## GIVEN EXERCISE
Transcribe all of the records precisely as they are presented.

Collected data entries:

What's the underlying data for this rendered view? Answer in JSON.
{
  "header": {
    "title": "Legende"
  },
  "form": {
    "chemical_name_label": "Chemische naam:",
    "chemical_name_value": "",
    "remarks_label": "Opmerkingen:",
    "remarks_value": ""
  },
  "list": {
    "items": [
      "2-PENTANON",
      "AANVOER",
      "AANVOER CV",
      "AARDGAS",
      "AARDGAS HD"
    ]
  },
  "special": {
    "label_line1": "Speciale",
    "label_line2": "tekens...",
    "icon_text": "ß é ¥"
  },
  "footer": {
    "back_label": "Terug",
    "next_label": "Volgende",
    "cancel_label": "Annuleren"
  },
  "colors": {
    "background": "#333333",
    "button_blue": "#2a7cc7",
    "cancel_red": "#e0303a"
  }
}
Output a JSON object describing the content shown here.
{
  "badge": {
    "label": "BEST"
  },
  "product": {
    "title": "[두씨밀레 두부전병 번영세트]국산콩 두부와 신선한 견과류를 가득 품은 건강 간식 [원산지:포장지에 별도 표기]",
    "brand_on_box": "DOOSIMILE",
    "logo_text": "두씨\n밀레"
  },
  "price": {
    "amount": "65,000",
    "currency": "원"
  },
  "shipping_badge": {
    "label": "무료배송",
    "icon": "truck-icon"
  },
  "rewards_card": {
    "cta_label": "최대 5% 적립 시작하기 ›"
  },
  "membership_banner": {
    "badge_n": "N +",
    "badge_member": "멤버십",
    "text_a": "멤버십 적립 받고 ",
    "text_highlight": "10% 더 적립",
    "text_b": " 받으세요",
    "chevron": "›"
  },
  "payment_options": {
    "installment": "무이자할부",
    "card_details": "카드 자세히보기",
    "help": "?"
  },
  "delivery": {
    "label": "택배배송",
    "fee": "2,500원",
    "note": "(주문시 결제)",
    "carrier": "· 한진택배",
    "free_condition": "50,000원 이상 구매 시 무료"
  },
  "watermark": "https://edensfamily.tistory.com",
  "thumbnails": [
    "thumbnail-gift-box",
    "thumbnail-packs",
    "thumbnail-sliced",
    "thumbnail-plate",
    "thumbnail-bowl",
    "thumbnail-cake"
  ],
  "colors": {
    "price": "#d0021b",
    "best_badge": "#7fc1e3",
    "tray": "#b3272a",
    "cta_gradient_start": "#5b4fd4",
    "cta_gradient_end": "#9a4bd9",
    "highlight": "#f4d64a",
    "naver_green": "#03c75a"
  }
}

## RESULT OF THIS TASK
What's the underlying data for this rendered view? Answer in JSON.
{
  "header": {
    "title": "Legende"
  },
  "form": {
    "chemical_name_label": "Chemische naam:",
    "chemical_name_value": "",
    "remarks_label": "Opmerkingen:",
    "remarks_value": ""
  },
  "list": {
    "items": [
      "2-PENTANON",
      "AANVOER",
      "AANVOER CV",
      "AARDGAS",
      "AARDGAS HD"
    ]
  },
  "special": {
    "label_line1": "Speciale",
    "label_line2": "tekens...",
    "icon_text": "ß é ¥"
  },
  "footer": {
    "back_label": "Terug",
    "next_label": "Volgende",
    "cancel_label": "Annuleren"
  },
  "colors": {
    "background": "#333333",
    "button_blue": "#2a7cc7",
    "cancel_red": "#e0303a"
  }
}
Output a JSON object describing the content shown here.
{
  "badge": {
    "label": "BEST"
  },
  "product": {
    "title": "[두씨밀레 두부전병 번영세트]국산콩 두부와 신선한 견과류를 가득 품은 건강 간식 [원산지:포장지에 별도 표기]",
    "brand_on_box": "DOOSIMILE",
    "logo_text": "두씨\n밀레"
  },
  "price": {
    "amount": "65,000",
    "currency": "원"
  },
  "shipping_badge": {
    "label": "무료배송",
    "icon": "truck-icon"
  },
  "rewards_card": {
    "cta_label": "최대 5% 적립 시작하기 ›"
  },
  "membership_banner": {
    "badge_n": "N +",
    "badge_member": "멤버십",
    "text_a": "멤버십 적립 받고 ",
    "text_highlight": "10% 더 적립",
    "text_b": " 받으세요",
    "chevron": "›"
  },
  "payment_options": {
    "installment": "무이자할부",
    "card_details": "카드 자세히보기",
    "help": "?"
  },
  "delivery": {
    "label": "택배배송",
    "fee": "2,500원",
    "note": "(주문시 결제)",
    "carrier": "· 한진택배",
    "free_condition": "50,000원 이상 구매 시 무료"
  },
  "watermark": "https://edensfamily.tistory.com",
  "thumbnails": [
    "thumbnail-gift-box",
    "thumbnail-packs",
    "thumbnail-sliced",
    "thumbnail-plate",
    "thumbnail-bowl",
    "thumbnail-cake"
  ],
  "colors": {
    "price": "#d0021b",
    "best_badge": "#7fc1e3",
    "tray": "#b3272a",
    "cta_gradient_start": "#5b4fd4",
    "cta_gradient_end": "#9a4bd9",
    "highlight": "#f4d64a",
    "naver_green": "#03c75a"
  }
}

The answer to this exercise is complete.